The exercise: Give the number of lines that include the word "дается", and nothing else.

Raw records:
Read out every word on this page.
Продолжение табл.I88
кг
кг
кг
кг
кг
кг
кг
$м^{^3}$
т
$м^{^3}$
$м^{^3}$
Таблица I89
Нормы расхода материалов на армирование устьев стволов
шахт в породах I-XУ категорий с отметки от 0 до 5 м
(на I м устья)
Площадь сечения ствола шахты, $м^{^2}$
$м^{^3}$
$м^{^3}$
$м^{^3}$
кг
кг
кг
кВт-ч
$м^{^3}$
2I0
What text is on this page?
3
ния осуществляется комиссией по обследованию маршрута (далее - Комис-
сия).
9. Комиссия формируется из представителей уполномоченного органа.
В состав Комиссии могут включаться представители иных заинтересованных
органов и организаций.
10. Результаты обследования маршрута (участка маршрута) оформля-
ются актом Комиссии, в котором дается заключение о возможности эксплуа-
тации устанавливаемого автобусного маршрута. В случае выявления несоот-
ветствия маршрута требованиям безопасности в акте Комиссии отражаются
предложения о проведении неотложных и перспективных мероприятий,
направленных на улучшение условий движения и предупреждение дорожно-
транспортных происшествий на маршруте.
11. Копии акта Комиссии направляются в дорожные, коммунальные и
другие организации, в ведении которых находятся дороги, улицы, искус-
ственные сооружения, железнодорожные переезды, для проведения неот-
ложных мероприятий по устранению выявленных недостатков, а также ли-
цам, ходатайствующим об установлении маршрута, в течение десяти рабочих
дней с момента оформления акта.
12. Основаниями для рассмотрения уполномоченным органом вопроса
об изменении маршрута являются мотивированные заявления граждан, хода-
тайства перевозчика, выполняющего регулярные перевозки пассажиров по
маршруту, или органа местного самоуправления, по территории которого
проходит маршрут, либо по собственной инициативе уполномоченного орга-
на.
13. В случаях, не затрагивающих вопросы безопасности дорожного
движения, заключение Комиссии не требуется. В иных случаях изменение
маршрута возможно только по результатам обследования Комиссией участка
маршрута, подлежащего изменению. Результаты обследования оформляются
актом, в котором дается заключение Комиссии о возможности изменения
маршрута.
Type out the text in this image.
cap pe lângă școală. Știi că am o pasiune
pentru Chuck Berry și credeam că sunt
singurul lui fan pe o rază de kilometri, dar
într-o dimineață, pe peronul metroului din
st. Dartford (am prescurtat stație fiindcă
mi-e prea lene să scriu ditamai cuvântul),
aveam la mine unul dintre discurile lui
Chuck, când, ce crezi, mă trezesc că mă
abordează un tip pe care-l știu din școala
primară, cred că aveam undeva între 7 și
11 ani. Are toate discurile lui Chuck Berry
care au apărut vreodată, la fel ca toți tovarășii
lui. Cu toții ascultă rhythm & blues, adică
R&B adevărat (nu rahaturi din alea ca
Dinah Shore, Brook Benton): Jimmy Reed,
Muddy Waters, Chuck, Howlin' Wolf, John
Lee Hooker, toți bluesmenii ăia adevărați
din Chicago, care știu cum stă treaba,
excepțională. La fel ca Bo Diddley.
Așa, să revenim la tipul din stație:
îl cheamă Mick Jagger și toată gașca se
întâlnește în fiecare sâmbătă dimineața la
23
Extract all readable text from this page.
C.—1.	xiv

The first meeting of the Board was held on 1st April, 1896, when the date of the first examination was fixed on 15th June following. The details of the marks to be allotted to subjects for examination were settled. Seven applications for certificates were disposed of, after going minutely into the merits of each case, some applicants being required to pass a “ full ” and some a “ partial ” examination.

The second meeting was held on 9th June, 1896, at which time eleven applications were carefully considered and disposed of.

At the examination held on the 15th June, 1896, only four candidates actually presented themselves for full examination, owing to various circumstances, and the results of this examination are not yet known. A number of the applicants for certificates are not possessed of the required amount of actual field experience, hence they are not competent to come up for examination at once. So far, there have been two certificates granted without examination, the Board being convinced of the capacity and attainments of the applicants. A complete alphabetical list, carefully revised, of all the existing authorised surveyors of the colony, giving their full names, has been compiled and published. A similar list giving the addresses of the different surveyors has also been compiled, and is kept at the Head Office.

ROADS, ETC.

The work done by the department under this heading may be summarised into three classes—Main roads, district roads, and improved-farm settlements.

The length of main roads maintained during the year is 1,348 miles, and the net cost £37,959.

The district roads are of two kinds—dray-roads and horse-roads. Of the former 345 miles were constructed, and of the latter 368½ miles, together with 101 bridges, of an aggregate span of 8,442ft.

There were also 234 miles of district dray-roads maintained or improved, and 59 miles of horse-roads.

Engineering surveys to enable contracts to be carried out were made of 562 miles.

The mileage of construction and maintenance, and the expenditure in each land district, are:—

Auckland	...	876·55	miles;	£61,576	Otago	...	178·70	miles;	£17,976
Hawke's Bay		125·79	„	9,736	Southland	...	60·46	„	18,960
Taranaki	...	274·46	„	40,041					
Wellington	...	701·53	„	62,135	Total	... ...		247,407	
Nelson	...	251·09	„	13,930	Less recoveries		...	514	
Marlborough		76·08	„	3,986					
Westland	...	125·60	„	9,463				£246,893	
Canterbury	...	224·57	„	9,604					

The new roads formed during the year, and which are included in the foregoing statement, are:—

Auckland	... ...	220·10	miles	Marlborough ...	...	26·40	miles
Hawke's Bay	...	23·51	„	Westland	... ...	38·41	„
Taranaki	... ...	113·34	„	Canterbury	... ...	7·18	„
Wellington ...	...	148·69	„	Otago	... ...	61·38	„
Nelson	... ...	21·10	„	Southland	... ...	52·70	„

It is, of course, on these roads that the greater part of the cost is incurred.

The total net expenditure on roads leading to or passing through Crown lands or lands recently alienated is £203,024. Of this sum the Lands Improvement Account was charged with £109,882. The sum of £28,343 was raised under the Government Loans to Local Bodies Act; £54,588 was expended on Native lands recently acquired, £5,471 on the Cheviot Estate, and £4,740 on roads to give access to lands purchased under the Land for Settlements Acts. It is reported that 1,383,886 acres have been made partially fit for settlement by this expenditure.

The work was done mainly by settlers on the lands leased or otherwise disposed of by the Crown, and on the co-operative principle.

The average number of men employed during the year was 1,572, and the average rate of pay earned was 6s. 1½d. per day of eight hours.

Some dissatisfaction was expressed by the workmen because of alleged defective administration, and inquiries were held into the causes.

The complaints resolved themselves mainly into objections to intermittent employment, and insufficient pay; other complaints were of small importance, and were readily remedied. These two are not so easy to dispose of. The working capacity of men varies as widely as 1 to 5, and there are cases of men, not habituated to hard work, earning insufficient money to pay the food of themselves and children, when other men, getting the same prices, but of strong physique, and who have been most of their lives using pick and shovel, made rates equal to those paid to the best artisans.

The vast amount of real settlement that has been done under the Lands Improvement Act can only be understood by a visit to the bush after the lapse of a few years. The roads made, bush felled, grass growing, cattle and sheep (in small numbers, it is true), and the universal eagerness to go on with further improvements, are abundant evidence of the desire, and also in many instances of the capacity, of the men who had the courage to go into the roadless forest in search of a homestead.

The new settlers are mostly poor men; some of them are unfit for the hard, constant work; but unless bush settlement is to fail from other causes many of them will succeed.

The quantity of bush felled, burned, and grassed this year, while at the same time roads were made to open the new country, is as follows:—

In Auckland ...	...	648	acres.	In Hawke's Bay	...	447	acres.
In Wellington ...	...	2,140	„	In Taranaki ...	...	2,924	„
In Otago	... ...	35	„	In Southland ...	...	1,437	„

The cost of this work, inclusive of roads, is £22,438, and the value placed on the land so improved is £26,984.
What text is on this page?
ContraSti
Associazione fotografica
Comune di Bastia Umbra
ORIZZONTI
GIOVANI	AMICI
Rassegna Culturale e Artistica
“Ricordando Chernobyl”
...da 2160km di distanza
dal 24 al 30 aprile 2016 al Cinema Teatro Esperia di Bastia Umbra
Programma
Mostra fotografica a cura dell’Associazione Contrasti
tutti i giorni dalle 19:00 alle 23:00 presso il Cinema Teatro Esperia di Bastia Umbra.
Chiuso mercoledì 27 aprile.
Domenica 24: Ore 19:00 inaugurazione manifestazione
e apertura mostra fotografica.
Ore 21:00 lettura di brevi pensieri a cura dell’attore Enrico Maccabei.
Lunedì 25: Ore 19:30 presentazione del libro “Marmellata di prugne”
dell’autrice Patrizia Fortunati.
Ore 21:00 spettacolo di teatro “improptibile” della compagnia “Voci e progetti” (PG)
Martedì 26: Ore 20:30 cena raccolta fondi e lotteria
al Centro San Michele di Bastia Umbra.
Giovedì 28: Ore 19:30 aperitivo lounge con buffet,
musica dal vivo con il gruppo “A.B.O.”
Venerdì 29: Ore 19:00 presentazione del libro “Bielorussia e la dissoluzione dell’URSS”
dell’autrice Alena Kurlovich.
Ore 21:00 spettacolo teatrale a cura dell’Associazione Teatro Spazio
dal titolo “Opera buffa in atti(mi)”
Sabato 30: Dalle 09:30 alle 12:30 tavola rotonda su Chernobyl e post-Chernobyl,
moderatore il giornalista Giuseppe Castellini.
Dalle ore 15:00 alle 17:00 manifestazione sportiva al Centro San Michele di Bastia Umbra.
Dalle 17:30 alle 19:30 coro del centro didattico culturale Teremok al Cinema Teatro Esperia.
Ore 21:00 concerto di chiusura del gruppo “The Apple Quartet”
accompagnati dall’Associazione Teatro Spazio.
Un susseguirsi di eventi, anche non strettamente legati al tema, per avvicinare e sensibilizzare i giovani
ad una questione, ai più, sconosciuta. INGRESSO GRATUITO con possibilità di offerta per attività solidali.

Written solution: 2